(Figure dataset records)
◇ ◇ ◇ ◇

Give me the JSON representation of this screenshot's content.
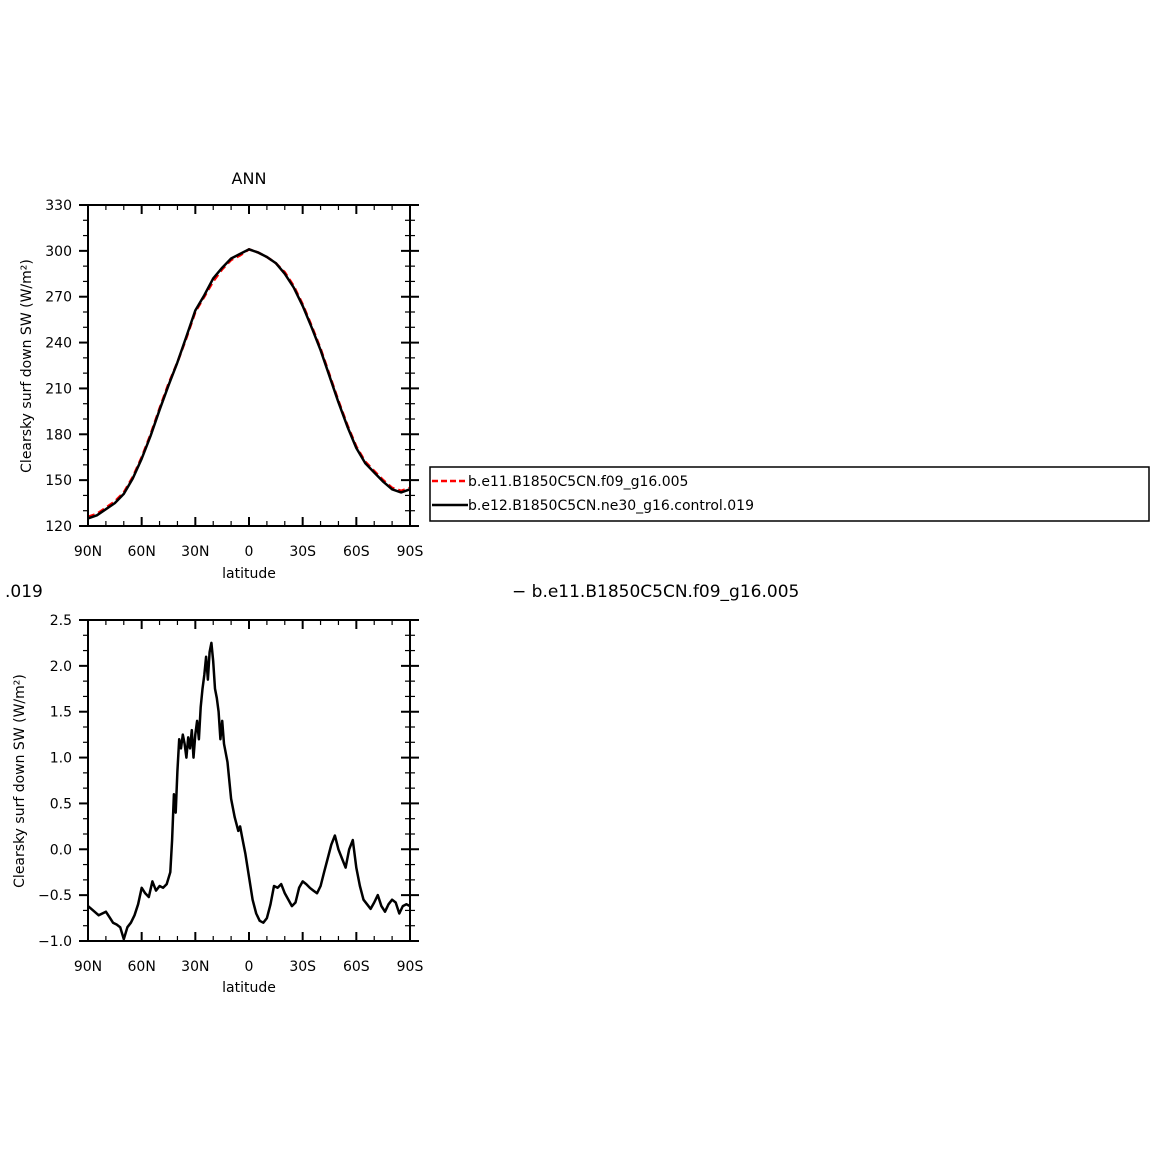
{
  "chart_data": [
    {
      "type": "line",
      "title": "ANN",
      "xlabel": "latitude",
      "ylabel": "Clearsky surf down SW (W/m²)",
      "xlim": [
        90,
        -90
      ],
      "ylim": [
        120,
        330
      ],
      "x_ticks": [
        90,
        60,
        30,
        0,
        -30,
        -60,
        -90
      ],
      "x_tick_labels": [
        "90N",
        "60N",
        "30N",
        "0",
        "30S",
        "60S",
        "90S"
      ],
      "y_ticks": [
        120,
        150,
        180,
        210,
        240,
        270,
        300,
        330
      ],
      "y_tick_labels": [
        "120",
        "150",
        "180",
        "210",
        "240",
        "270",
        "300",
        "330"
      ],
      "x": [
        90,
        85,
        80,
        75,
        70,
        65,
        60,
        55,
        50,
        45,
        40,
        35,
        30,
        25,
        20,
        15,
        10,
        5,
        0,
        -5,
        -10,
        -15,
        -20,
        -25,
        -30,
        -35,
        -40,
        -45,
        -50,
        -55,
        -60,
        -65,
        -70,
        -75,
        -80,
        -85,
        -90
      ],
      "series": [
        {
          "name": "b.e11.B1850C5CN.f09_g16.005",
          "color": "#ff0000",
          "dash": "dashed",
          "values": [
            126,
            128,
            132,
            136,
            142,
            152,
            165,
            180,
            197,
            213,
            227,
            243,
            260,
            270,
            280,
            288,
            294,
            297,
            301,
            299,
            296,
            292,
            286,
            277,
            265,
            251,
            236,
            219,
            202,
            186,
            172,
            162,
            156,
            150,
            145,
            143,
            145
          ]
        },
        {
          "name": "b.e12.B1850C5CN.ne30_g16.control.019",
          "color": "#000000",
          "dash": "solid",
          "values": [
            125,
            127,
            131,
            135,
            141,
            151,
            164,
            179,
            196,
            212,
            227,
            244,
            261,
            271,
            282,
            289,
            295,
            298,
            301,
            299,
            296,
            292,
            285,
            276,
            264,
            250,
            235,
            218,
            201,
            185,
            171,
            161,
            155,
            149,
            144,
            142,
            144
          ]
        }
      ],
      "legend": "right"
    },
    {
      "type": "line",
      "title": "",
      "xlabel": "latitude",
      "ylabel": "Clearsky surf down SW (W/m²)",
      "xlim": [
        90,
        -90
      ],
      "ylim": [
        -1.0,
        2.5
      ],
      "x_ticks": [
        90,
        60,
        30,
        0,
        -30,
        -60,
        -90
      ],
      "x_tick_labels": [
        "90N",
        "60N",
        "30N",
        "0",
        "30S",
        "60S",
        "90S"
      ],
      "y_ticks": [
        -1.0,
        -0.5,
        0.0,
        0.5,
        1.0,
        1.5,
        2.0,
        2.5
      ],
      "y_tick_labels": [
        "−1.0",
        "−0.5",
        "0.0",
        "0.5",
        "1.0",
        "1.5",
        "2.0",
        "2.5"
      ],
      "x": [
        90,
        87,
        84,
        80,
        78,
        76,
        74,
        72,
        70,
        68,
        66,
        64,
        62,
        60,
        58,
        56,
        54,
        52,
        50,
        48,
        46,
        44,
        43,
        42,
        41,
        40,
        39,
        38,
        37,
        36,
        35,
        34,
        33,
        32,
        31,
        30,
        29,
        28,
        27,
        26,
        25,
        24,
        23,
        22,
        21,
        20,
        19,
        18,
        17,
        16,
        15,
        14,
        12,
        10,
        8,
        6,
        5,
        4,
        3,
        2,
        0,
        -2,
        -4,
        -6,
        -8,
        -10,
        -12,
        -14,
        -16,
        -18,
        -20,
        -22,
        -24,
        -26,
        -28,
        -30,
        -32,
        -34,
        -36,
        -38,
        -40,
        -42,
        -44,
        -46,
        -48,
        -50,
        -52,
        -54,
        -56,
        -58,
        -60,
        -62,
        -64,
        -66,
        -68,
        -70,
        -72,
        -74,
        -76,
        -78,
        -80,
        -82,
        -84,
        -86,
        -88,
        -90
      ],
      "series": [
        {
          "name": "",
          "color": "#000000",
          "dash": "solid",
          "values": [
            -0.62,
            -0.67,
            -0.72,
            -0.68,
            -0.74,
            -0.8,
            -0.82,
            -0.85,
            -0.98,
            -0.85,
            -0.8,
            -0.72,
            -0.6,
            -0.42,
            -0.48,
            -0.52,
            -0.35,
            -0.45,
            -0.4,
            -0.42,
            -0.38,
            -0.25,
            0.1,
            0.6,
            0.4,
            0.85,
            1.2,
            1.1,
            1.25,
            1.15,
            1.0,
            1.22,
            1.1,
            1.3,
            1.0,
            1.25,
            1.4,
            1.2,
            1.55,
            1.75,
            1.9,
            2.1,
            1.85,
            2.15,
            2.25,
            2.05,
            1.75,
            1.65,
            1.5,
            1.2,
            1.4,
            1.15,
            0.95,
            0.55,
            0.35,
            0.2,
            0.25,
            0.15,
            0.05,
            -0.05,
            -0.3,
            -0.55,
            -0.7,
            -0.78,
            -0.8,
            -0.75,
            -0.6,
            -0.4,
            -0.42,
            -0.38,
            -0.48,
            -0.55,
            -0.62,
            -0.58,
            -0.42,
            -0.35,
            -0.38,
            -0.42,
            -0.45,
            -0.48,
            -0.4,
            -0.25,
            -0.1,
            0.05,
            0.15,
            0.0,
            -0.1,
            -0.2,
            0.0,
            0.1,
            -0.2,
            -0.4,
            -0.55,
            -0.6,
            -0.65,
            -0.58,
            -0.5,
            -0.62,
            -0.68,
            -0.6,
            -0.55,
            -0.58,
            -0.7,
            -0.62,
            -0.6,
            -0.62
          ]
        }
      ]
    }
  ],
  "stray_text": {
    "left_fragment": ".019",
    "right_fragment": "− b.e11.B1850C5CN.f09_g16.005"
  }
}
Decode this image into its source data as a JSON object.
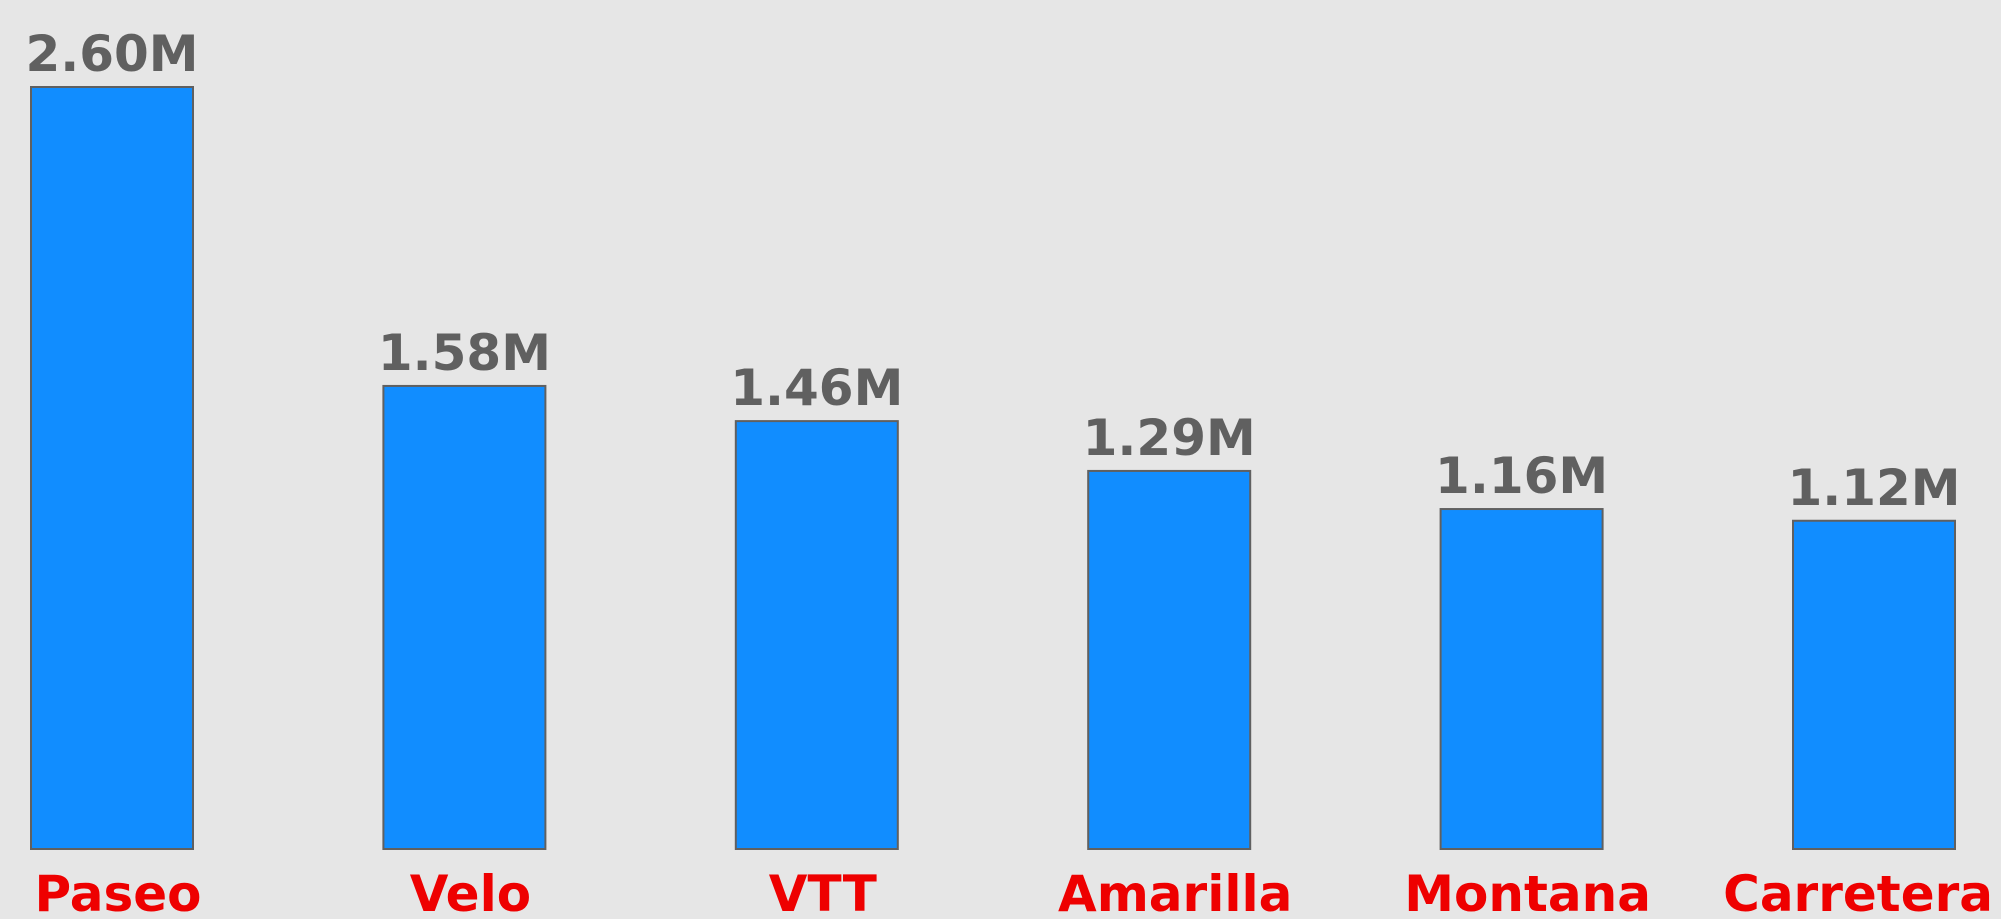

◇ ◇ ◇ ◇

• **Exercise goal**
Every entry should be returned exactly as written, minus the pictures.

• **Reply to the exercise**
Give me the JSON representation of this screenshot's content.
{
  "chart_data": [
    {
      "type": "line",
      "title": "ANN",
      "xlabel": "latitude",
      "ylabel": "Clearsky surf down SW (W/m²)",
      "xlim": [
        90,
        -90
      ],
      "ylim": [
        120,
        330
      ],
      "x_ticks": [
        90,
        60,
        30,
        0,
        -30,
        -60,
        -90
      ],
      "x_tick_labels": [
        "90N",
        "60N",
        "30N",
        "0",
        "30S",
        "60S",
        "90S"
      ],
      "y_ticks": [
        120,
        150,
        180,
        210,
        240,
        270,
        300,
        330
      ],
      "y_tick_labels": [
        "120",
        "150",
        "180",
        "210",
        "240",
        "270",
        "300",
        "330"
      ],
      "x": [
        90,
        85,
        80,
        75,
        70,
        65,
        60,
        55,
        50,
        45,
        40,
        35,
        30,
        25,
        20,
        15,
        10,
        5,
        0,
        -5,
        -10,
        -15,
        -20,
        -25,
        -30,
        -35,
        -40,
        -45,
        -50,
        -55,
        -60,
        -65,
        -70,
        -75,
        -80,
        -85,
        -90
      ],
      "series": [
        {
          "name": "b.e11.B1850C5CN.f09_g16.005",
          "color": "#ff0000",
          "dash": "dashed",
          "values": [
            126,
            128,
            132,
            136,
            142,
            152,
            165,
            180,
            197,
            213,
            227,
            243,
            260,
            270,
            280,
            288,
            294,
            297,
            301,
            299,
            296,
            292,
            286,
            277,
            265,
            251,
            236,
            219,
            202,
            186,
            172,
            162,
            156,
            150,
            145,
            143,
            145
          ]
        },
        {
          "name": "b.e12.B1850C5CN.ne30_g16.control.019",
          "color": "#000000",
          "dash": "solid",
          "values": [
            125,
            127,
            131,
            135,
            141,
            151,
            164,
            179,
            196,
            212,
            227,
            244,
            261,
            271,
            282,
            289,
            295,
            298,
            301,
            299,
            296,
            292,
            285,
            276,
            264,
            250,
            235,
            218,
            201,
            185,
            171,
            161,
            155,
            149,
            144,
            142,
            144
          ]
        }
      ],
      "legend": "right"
    },
    {
      "type": "line",
      "title": "",
      "xlabel": "latitude",
      "ylabel": "Clearsky surf down SW (W/m²)",
      "xlim": [
        90,
        -90
      ],
      "ylim": [
        -1.0,
        2.5
      ],
      "x_ticks": [
        90,
        60,
        30,
        0,
        -30,
        -60,
        -90
      ],
      "x_tick_labels": [
        "90N",
        "60N",
        "30N",
        "0",
        "30S",
        "60S",
        "90S"
      ],
      "y_ticks": [
        -1.0,
        -0.5,
        0.0,
        0.5,
        1.0,
        1.5,
        2.0,
        2.5
      ],
      "y_tick_labels": [
        "−1.0",
        "−0.5",
        "0.0",
        "0.5",
        "1.0",
        "1.5",
        "2.0",
        "2.5"
      ],
      "x": [
        90,
        87,
        84,
        80,
        78,
        76,
        74,
        72,
        70,
        68,
        66,
        64,
        62,
        60,
        58,
        56,
        54,
        52,
        50,
        48,
        46,
        44,
        43,
        42,
        41,
        40,
        39,
        38,
        37,
        36,
        35,
        34,
        33,
        32,
        31,
        30,
        29,
        28,
        27,
        26,
        25,
        24,
        23,
        22,
        21,
        20,
        19,
        18,
        17,
        16,
        15,
        14,
        12,
        10,
        8,
        6,
        5,
        4,
        3,
        2,
        0,
        -2,
        -4,
        -6,
        -8,
        -10,
        -12,
        -14,
        -16,
        -18,
        -20,
        -22,
        -24,
        -26,
        -28,
        -30,
        -32,
        -34,
        -36,
        -38,
        -40,
        -42,
        -44,
        -46,
        -48,
        -50,
        -52,
        -54,
        -56,
        -58,
        -60,
        -62,
        -64,
        -66,
        -68,
        -70,
        -72,
        -74,
        -76,
        -78,
        -80,
        -82,
        -84,
        -86,
        -88,
        -90
      ],
      "series": [
        {
          "name": "",
          "color": "#000000",
          "dash": "solid",
          "values": [
            -0.62,
            -0.67,
            -0.72,
            -0.68,
            -0.74,
            -0.8,
            -0.82,
            -0.85,
            -0.98,
            -0.85,
            -0.8,
            -0.72,
            -0.6,
            -0.42,
            -0.48,
            -0.52,
            -0.35,
            -0.45,
            -0.4,
            -0.42,
            -0.38,
            -0.25,
            0.1,
            0.6,
            0.4,
            0.85,
            1.2,
            1.1,
            1.25,
            1.15,
            1.0,
            1.22,
            1.1,
            1.3,
            1.0,
            1.25,
            1.4,
            1.2,
            1.55,
            1.75,
            1.9,
            2.1,
            1.85,
            2.15,
            2.25,
            2.05,
            1.75,
            1.65,
            1.5,
            1.2,
            1.4,
            1.15,
            0.95,
            0.55,
            0.35,
            0.2,
            0.25,
            0.15,
            0.05,
            -0.05,
            -0.3,
            -0.55,
            -0.7,
            -0.78,
            -0.8,
            -0.75,
            -0.6,
            -0.4,
            -0.42,
            -0.38,
            -0.48,
            -0.55,
            -0.62,
            -0.58,
            -0.42,
            -0.35,
            -0.38,
            -0.42,
            -0.45,
            -0.48,
            -0.4,
            -0.25,
            -0.1,
            0.05,
            0.15,
            0.0,
            -0.1,
            -0.2,
            0.0,
            0.1,
            -0.2,
            -0.4,
            -0.55,
            -0.6,
            -0.65,
            -0.58,
            -0.5,
            -0.62,
            -0.68,
            -0.6,
            -0.55,
            -0.58,
            -0.7,
            -0.62,
            -0.6,
            -0.62
          ]
        }
      ]
    }
  ],
  "stray_text": {
    "left_fragment": ".019",
    "right_fragment": "− b.e11.B1850C5CN.f09_g16.005"
  }
}
Decode this image into its source data as a JSON object.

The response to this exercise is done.